▶ PROBLEM REQUIREMENTS
Scan the following material for the string "Dark" and copy each line in which it appears.

▶ DATA TO PROCESS

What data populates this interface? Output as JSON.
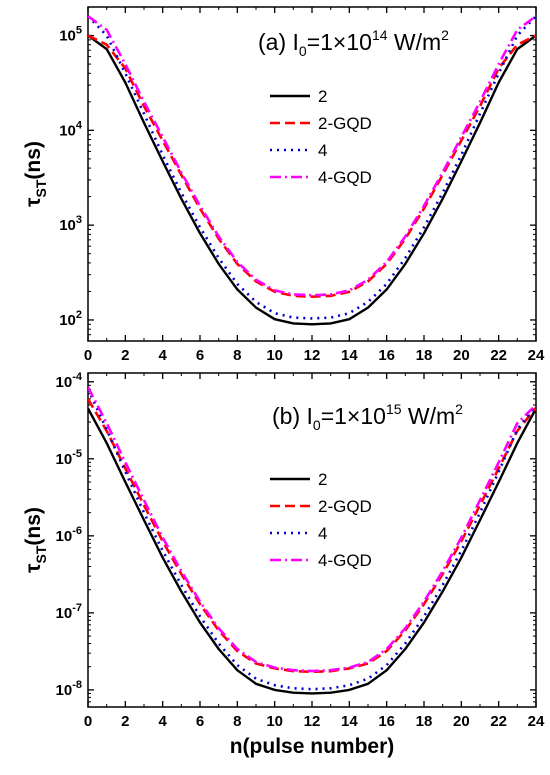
{
  "chart_data": [
    {
      "type": "line",
      "panel_label": "(a)",
      "title_prefix": "(a) I",
      "title_sub": "0",
      "title_mid": "=1×10",
      "title_sup": "14",
      "title_unit": " W/m",
      "title_unit_sup": "2",
      "ylabel_main": "τ",
      "ylabel_sub": "ST",
      "ylabel_unit": "(ns)",
      "xlabel": "",
      "xlim": [
        0,
        24
      ],
      "ylim": [
        60,
        200000
      ],
      "yscale": "log",
      "xticks": [
        "0",
        "2",
        "4",
        "6",
        "8",
        "10",
        "12",
        "14",
        "16",
        "18",
        "20",
        "22",
        "24"
      ],
      "yticks": [
        {
          "value": 100,
          "base": "10",
          "exp": "2"
        },
        {
          "value": 1000,
          "base": "10",
          "exp": "3"
        },
        {
          "value": 10000,
          "base": "10",
          "exp": "4"
        },
        {
          "value": 100000,
          "base": "10",
          "exp": "5"
        }
      ],
      "legend_position": "right-middle",
      "x": [
        0,
        1,
        2,
        3,
        4,
        5,
        6,
        7,
        8,
        9,
        10,
        11,
        12,
        13,
        14,
        15,
        16,
        17,
        18,
        19,
        20,
        21,
        22,
        23,
        24
      ],
      "series": [
        {
          "name": "2",
          "color": "#000000",
          "dash": "solid",
          "values": [
            100000,
            72000,
            32000,
            12000,
            4700,
            1900,
            820,
            390,
            210,
            135,
            102,
            92,
            90,
            92,
            102,
            135,
            210,
            390,
            820,
            1900,
            4700,
            12000,
            32000,
            72000,
            100000
          ]
        },
        {
          "name": "2-GQD",
          "color": "#ff0000",
          "dash": "dash",
          "values": [
            100000,
            80000,
            45000,
            18000,
            7800,
            3400,
            1500,
            720,
            390,
            255,
            198,
            180,
            176,
            180,
            198,
            255,
            390,
            720,
            1500,
            3400,
            7800,
            18000,
            45000,
            80000,
            100000
          ]
        },
        {
          "name": "4",
          "color": "#0000cc",
          "dash": "dot",
          "values": [
            160000,
            100000,
            40000,
            15000,
            5500,
            2200,
            950,
            450,
            240,
            155,
            118,
            106,
            104,
            106,
            118,
            155,
            240,
            450,
            950,
            2200,
            5500,
            15000,
            40000,
            100000,
            160000
          ]
        },
        {
          "name": "4-GQD",
          "color": "#ff00ff",
          "dash": "dashdot",
          "values": [
            160000,
            115000,
            50000,
            20000,
            8500,
            3600,
            1600,
            760,
            410,
            265,
            205,
            186,
            182,
            186,
            205,
            265,
            410,
            760,
            1600,
            3600,
            8500,
            20000,
            50000,
            115000,
            160000
          ]
        }
      ]
    },
    {
      "type": "line",
      "panel_label": "(b)",
      "title_prefix": "(b) I",
      "title_sub": "0",
      "title_mid": "=1×10",
      "title_sup": "15",
      "title_unit": " W/m",
      "title_unit_sup": "2",
      "ylabel_main": "τ",
      "ylabel_sub": "ST",
      "ylabel_unit": "(ns)",
      "xlabel": "n(pulse number)",
      "xlim": [
        0,
        24
      ],
      "ylim": [
        6e-09,
        0.00013
      ],
      "yscale": "log",
      "xticks": [
        "0",
        "2",
        "4",
        "6",
        "8",
        "10",
        "12",
        "14",
        "16",
        "18",
        "20",
        "22",
        "24"
      ],
      "yticks": [
        {
          "value": 1e-08,
          "base": "10",
          "exp": "-8"
        },
        {
          "value": 1e-07,
          "base": "10",
          "exp": "-7"
        },
        {
          "value": 1e-06,
          "base": "10",
          "exp": "-6"
        },
        {
          "value": 1e-05,
          "base": "10",
          "exp": "-5"
        },
        {
          "value": 0.0001,
          "base": "10",
          "exp": "-4"
        }
      ],
      "legend_position": "right-middle",
      "x": [
        0,
        1,
        2,
        3,
        4,
        5,
        6,
        7,
        8,
        9,
        10,
        11,
        12,
        13,
        14,
        15,
        16,
        17,
        18,
        19,
        20,
        21,
        22,
        23,
        24
      ],
      "series": [
        {
          "name": "2",
          "color": "#000000",
          "dash": "solid",
          "values": [
            4.5e-05,
            1.6e-05,
            5e-06,
            1.6e-06,
            5.2e-07,
            1.9e-07,
            7.5e-08,
            3.4e-08,
            1.8e-08,
            1.2e-08,
            1e-08,
            9.2e-09,
            9e-09,
            9.2e-09,
            1e-08,
            1.2e-08,
            1.8e-08,
            3.4e-08,
            7.5e-08,
            1.9e-07,
            5.2e-07,
            1.6e-06,
            5e-06,
            1.6e-05,
            4.5e-05
          ]
        },
        {
          "name": "2-GQD",
          "color": "#ff0000",
          "dash": "dash",
          "values": [
            6e-05,
            2.3e-05,
            7.5e-06,
            2.5e-06,
            8.5e-07,
            3.2e-07,
            1.3e-07,
            5.9e-08,
            3.2e-08,
            2.2e-08,
            1.9e-08,
            1.75e-08,
            1.72e-08,
            1.75e-08,
            1.9e-08,
            2.2e-08,
            3.2e-08,
            5.9e-08,
            1.3e-07,
            3.2e-07,
            8.5e-07,
            2.5e-06,
            7.5e-06,
            2.3e-05,
            4.6e-05
          ]
        },
        {
          "name": "4",
          "color": "#0000cc",
          "dash": "dot",
          "values": [
            8e-05,
            2.4e-05,
            6.8e-06,
            2e-06,
            6.4e-07,
            2.3e-07,
            9e-08,
            4e-08,
            2.1e-08,
            1.4e-08,
            1.15e-08,
            1.05e-08,
            1.02e-08,
            1.05e-08,
            1.15e-08,
            1.4e-08,
            2.1e-08,
            4e-08,
            9e-08,
            2.3e-07,
            6.4e-07,
            2e-06,
            6.8e-06,
            2.4e-05,
            5e-05
          ]
        },
        {
          "name": "4-GQD",
          "color": "#ff00ff",
          "dash": "dashdot",
          "values": [
            8.5e-05,
            2.9e-05,
            9e-06,
            2.9e-06,
            9.5e-07,
            3.5e-07,
            1.4e-07,
            6.3e-08,
            3.4e-08,
            2.3e-08,
            1.95e-08,
            1.8e-08,
            1.76e-08,
            1.8e-08,
            1.95e-08,
            2.3e-08,
            3.4e-08,
            6.3e-08,
            1.4e-07,
            3.5e-07,
            9.5e-07,
            2.9e-06,
            9e-06,
            2.9e-05,
            5e-05
          ]
        }
      ]
    }
  ]
}
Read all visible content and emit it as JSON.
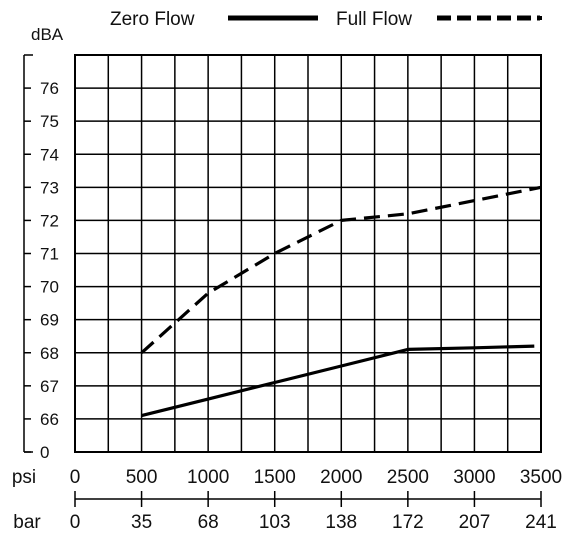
{
  "chart_data": {
    "type": "line",
    "ylabel": "dBA",
    "y_ticks": [
      "0",
      "66",
      "67",
      "68",
      "69",
      "70",
      "71",
      "72",
      "73",
      "74",
      "75",
      "76"
    ],
    "x_axes": {
      "psi": {
        "label": "psi",
        "ticks": [
          "0",
          "500",
          "1000",
          "1500",
          "2000",
          "2500",
          "3000",
          "3500"
        ]
      },
      "bar": {
        "label": "bar",
        "ticks": [
          "0",
          "35",
          "68",
          "103",
          "138",
          "172",
          "207",
          "241"
        ]
      }
    },
    "legend": {
      "placement": "top"
    },
    "grid": true,
    "series": [
      {
        "name": "Zero Flow",
        "style": "solid",
        "x": [
          500,
          1000,
          1500,
          2000,
          2500,
          3000,
          3450
        ],
        "y": [
          66.1,
          66.6,
          67.1,
          67.6,
          68.1,
          68.15,
          68.2
        ]
      },
      {
        "name": "Full Flow",
        "style": "dashed",
        "x": [
          500,
          1000,
          1500,
          2000,
          2500,
          3000,
          3500
        ],
        "y": [
          68.0,
          69.8,
          71.0,
          72.0,
          72.2,
          72.6,
          73.0
        ]
      }
    ]
  }
}
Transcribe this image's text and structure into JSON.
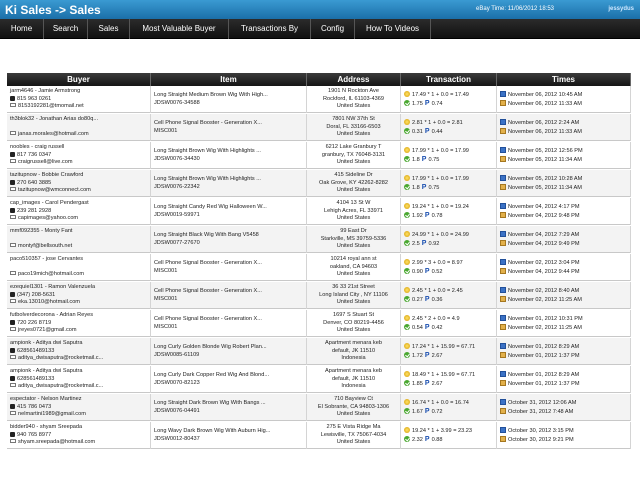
{
  "header": {
    "title": "Ki Sales -> Sales",
    "ebay_time": "eBay Time: 11/06/2012 18:53",
    "username": "jessydus"
  },
  "nav": [
    "Home",
    "Search",
    "Sales",
    "Most Valuable Buyer",
    "Transactions By",
    "Config",
    "How To Videos"
  ],
  "columns": [
    "Buyer",
    "Item",
    "Address",
    "Transaction",
    "Times"
  ],
  "rows": [
    {
      "buyer": "jarm4646 - Jamie Armstrong",
      "phone": "815 963 0261",
      "email": "8153192281@tmomail.net",
      "item": "Long Straight Medium Brown Wig With High...",
      "sku": "JDSW0076-34588",
      "addr1": "1901 N Rockton Ave",
      "addr2": "Rockford, IL 61103-4369",
      "addr3": "United States",
      "calc": "17.49 * 1 + 0.0 = 17.49",
      "fee": "1.75",
      "fee2": "0.74",
      "t1": "November 06, 2012 10:45 AM",
      "t2": "November 06, 2012 11:33 AM"
    },
    {
      "buyer": "th3blok32 - Jonathan Arias do80q...",
      "phone": "",
      "email": "janas.morales@hotmail.com",
      "item": "Cell Phone Signal Booster - Generation X...",
      "sku": "MISC001",
      "addr1": "7801 NW 37th St",
      "addr2": "Doral, FL 33166-6503",
      "addr3": "United States",
      "calc": "2.81 * 1 + 0.0 = 2.81",
      "fee": "0.31",
      "fee2": "0.44",
      "t1": "November 06, 2012 2:24 AM",
      "t2": "November 06, 2012 11:33 AM"
    },
    {
      "buyer": "noobles - craig russell",
      "phone": "817 736 0347",
      "email": "craigrussell@live.com",
      "item": "Long Straight Brown Wig With Highlights ...",
      "sku": "JDSW0076-34430",
      "addr1": "6212 Lake Granbury T",
      "addr2": "granbury, TX 76048-3131",
      "addr3": "United States",
      "calc": "17.99 * 1 + 0.0 = 17.99",
      "fee": "1.8",
      "fee2": "0.75",
      "t1": "November 05, 2012 12:56 PM",
      "t2": "November 05, 2012 11:34 AM"
    },
    {
      "buyer": "tazitupnow - Bobbie Crawford",
      "phone": "270 640 3885",
      "email": "tazitupnow@wmconnect.com",
      "item": "Long Straight Brown Wig With Highlights ...",
      "sku": "JDSW0076-22342",
      "addr1": "415 Sideline Dr",
      "addr2": "Oak Grove, KY 42262-8282",
      "addr3": "United States",
      "calc": "17.99 * 1 + 0.0 = 17.99",
      "fee": "1.8",
      "fee2": "0.75",
      "t1": "November 05, 2012 10:28 AM",
      "t2": "November 05, 2012 11:34 AM"
    },
    {
      "buyer": "cap_images - Carol Pendergast",
      "phone": "239 281 2928",
      "email": "capimages@yahoo.com",
      "item": "Long Straight Candy Red Wig Halloween W...",
      "sku": "JDSW0019-59971",
      "addr1": "4104 13 St W",
      "addr2": "Lehigh Acres, FL 33971",
      "addr3": "United States",
      "calc": "19.24 * 1 + 0.0 = 19.24",
      "fee": "1.92",
      "fee2": "0.78",
      "t1": "November 04, 2012 4:17 PM",
      "t2": "November 04, 2012 9:48 PM"
    },
    {
      "buyer": "mmf092355 - Monty Fant",
      "phone": "",
      "email": "montyf@bellsouth.net",
      "item": "Long Straight Black Wig With Bang V5458",
      "sku": "JDSW0077-27670",
      "addr1": "99 East Dr",
      "addr2": "Starkville, MS 39759-5336",
      "addr3": "United States",
      "calc": "24.99 * 1 + 0.0 = 24.99",
      "fee": "2.5",
      "fee2": "0.92",
      "t1": "November 04, 2012 7:29 AM",
      "t2": "November 04, 2012 9:49 PM"
    },
    {
      "buyer": "paco510357 - jose Cervantes",
      "phone": "",
      "email": "paco19mich@hotmail.com",
      "item": "Cell Phone Signal Booster - Generation X...",
      "sku": "MISC001",
      "addr1": "10214 royal ann st",
      "addr2": "oakland, CA 94603",
      "addr3": "United States",
      "calc": "2.99 * 3 + 0.0 = 8.97",
      "fee": "0.90",
      "fee2": "0.52",
      "t1": "November 02, 2012 3:04 PM",
      "t2": "November 04, 2012 9:44 PM"
    },
    {
      "buyer": "ezequiel1301 - Ramon Valenzuela",
      "phone": "(347) 208-5631",
      "email": "eka.13010@hotmail.com",
      "item": "Cell Phone Signal Booster - Generation X...",
      "sku": "MISC001",
      "addr1": "36 33 21st Street",
      "addr2": "Long Island City , NY 11106",
      "addr3": "United States",
      "calc": "2.45 * 1 + 0.0 = 2.45",
      "fee": "0.27",
      "fee2": "0.36",
      "t1": "November 02, 2012 8:40 AM",
      "t2": "November 02, 2012 11:25 AM"
    },
    {
      "buyer": "futbolverdecorona - Adrian Reyes",
      "phone": "720 226 8719",
      "email": "jreyes0721@gmail.com",
      "item": "Cell Phone Signal Booster - Generation X...",
      "sku": "MISC001",
      "addr1": "1697 S Stuart St",
      "addr2": "Denver, CO 80219-4456",
      "addr3": "United States",
      "calc": "2.45 * 2 + 0.0 = 4.9",
      "fee": "0.54",
      "fee2": "0.42",
      "t1": "November 01, 2012 10:31 PM",
      "t2": "November 02, 2012 11:25 AM"
    },
    {
      "buyer": "ampionk - Aditya dwi Saputra",
      "phone": "628561489133",
      "email": "aditya_dwisaputra@rocketmail.c...",
      "item": "Long Curly Golden Blonde Wig Robert Plan...",
      "sku": "JDSW0085-61109",
      "addr1": "Apartment menara keb",
      "addr2": "default, JK 11510",
      "addr3": "Indonesia",
      "calc": "17.24 * 1 + 15.99 = 67.71",
      "fee": "1.72",
      "fee2": "2.67",
      "t1": "November 01, 2012 8:29 AM",
      "t2": "November 01, 2012 1:37 PM"
    },
    {
      "buyer": "ampionk - Aditya dwi Saputra",
      "phone": "628561489133",
      "email": "aditya_dwisaputra@rocketmail.c...",
      "item": "Long Curly Dark Copper Red Wig And Blond...",
      "sku": "JDSW0070-82123",
      "addr1": "Apartment menara keb",
      "addr2": "default, JK 11510",
      "addr3": "Indonesia",
      "calc": "18.49 * 1 + 15.99 = 67.71",
      "fee": "1.85",
      "fee2": "2.67",
      "t1": "November 01, 2012 8:29 AM",
      "t2": "November 01, 2012 1:37 PM"
    },
    {
      "buyer": "espectator - Nelson Martinez",
      "phone": "415 786 0473",
      "email": "nelmartini1989@gmail.com",
      "item": "Long Straight Dark Brown Wig With Bangs ...",
      "sku": "JDSW0076-04491",
      "addr1": "710 Bayview Ct",
      "addr2": "El Sobrante, CA 94803-1306",
      "addr3": "United States",
      "calc": "16.74 * 1 + 0.0 = 16.74",
      "fee": "1.67",
      "fee2": "0.72",
      "t1": "October 31, 2012 12:06 AM",
      "t2": "October 31, 2012 7:48 AM"
    },
    {
      "buyer": "bidder940 - shyam Sreepada",
      "phone": "940 765 8977",
      "email": "shyam.sreepada@hotmail.com",
      "item": "Long Wavy Dark Brown Wig With Auburn Hig...",
      "sku": "JDSW0012-80437",
      "addr1": "275 E Vista Ridge Ma",
      "addr2": "Lewisville, TX 75067-4034",
      "addr3": "United States",
      "calc": "19.24 * 1 + 3.99 = 23.23",
      "fee": "2.32",
      "fee2": "0.88",
      "t1": "October 30, 2012 3:15 PM",
      "t2": "October 30, 2012 9:21 PM"
    }
  ],
  "colors": {
    "title_bg": "#2a86c2",
    "nav_bg": "#1a1a1a",
    "header_bg": "#242424"
  },
  "icons": {
    "phone": "phone-icon",
    "email": "mail-icon",
    "amount": "coin-icon",
    "fee": "check-icon",
    "paypal": "paypal-icon",
    "sold": "calendar-icon",
    "paid": "box-icon"
  }
}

▶ RESPONSE TO THE TASK
      "item": "Long Curly Dark Copper Red Wig And Blond...",
      "item": "Long Straight Dark Brown Wig With Bangs ...",
      "item": "Long Wavy Dark Brown Wig With Auburn Hig...",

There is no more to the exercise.